→ SUPPLIED RECORDS

————————

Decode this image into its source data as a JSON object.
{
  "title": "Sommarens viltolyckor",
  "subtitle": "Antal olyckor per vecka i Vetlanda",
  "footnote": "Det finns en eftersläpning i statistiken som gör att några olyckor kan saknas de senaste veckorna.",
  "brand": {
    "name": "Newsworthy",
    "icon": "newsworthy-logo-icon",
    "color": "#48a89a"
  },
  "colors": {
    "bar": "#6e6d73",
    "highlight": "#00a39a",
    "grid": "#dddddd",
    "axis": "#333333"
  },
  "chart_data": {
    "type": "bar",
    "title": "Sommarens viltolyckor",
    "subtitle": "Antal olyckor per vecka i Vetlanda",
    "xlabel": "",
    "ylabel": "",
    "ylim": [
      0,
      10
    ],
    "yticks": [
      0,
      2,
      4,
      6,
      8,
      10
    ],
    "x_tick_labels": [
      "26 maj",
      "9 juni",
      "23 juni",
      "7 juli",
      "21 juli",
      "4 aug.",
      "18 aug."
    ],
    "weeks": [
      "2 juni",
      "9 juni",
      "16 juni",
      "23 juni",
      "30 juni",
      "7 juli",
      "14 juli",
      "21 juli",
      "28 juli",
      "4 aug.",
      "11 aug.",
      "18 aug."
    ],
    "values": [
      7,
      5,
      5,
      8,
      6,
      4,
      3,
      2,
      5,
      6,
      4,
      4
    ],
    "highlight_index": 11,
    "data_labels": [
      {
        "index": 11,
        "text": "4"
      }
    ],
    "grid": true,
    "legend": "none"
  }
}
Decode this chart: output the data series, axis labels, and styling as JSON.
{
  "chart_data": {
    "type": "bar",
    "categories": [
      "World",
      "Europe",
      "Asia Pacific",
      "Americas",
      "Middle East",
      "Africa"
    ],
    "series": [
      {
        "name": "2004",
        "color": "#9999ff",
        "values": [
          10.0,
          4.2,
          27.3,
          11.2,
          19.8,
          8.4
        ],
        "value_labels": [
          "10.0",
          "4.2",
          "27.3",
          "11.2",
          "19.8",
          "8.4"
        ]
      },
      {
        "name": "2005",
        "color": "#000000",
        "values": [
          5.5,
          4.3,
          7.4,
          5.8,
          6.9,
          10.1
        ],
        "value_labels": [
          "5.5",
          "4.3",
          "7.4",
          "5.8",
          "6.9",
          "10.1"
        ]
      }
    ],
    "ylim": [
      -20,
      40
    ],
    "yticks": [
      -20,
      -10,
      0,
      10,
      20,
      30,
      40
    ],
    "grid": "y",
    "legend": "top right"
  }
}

————————

→ STATED GOAL
Select every line in the material above where the string "Antal" occurs, and copy it.

→ SOLUTION
  "subtitle": "Antal olyckor per vecka i Vetlanda",
    "subtitle": "Antal olyckor per vecka i Vetlanda",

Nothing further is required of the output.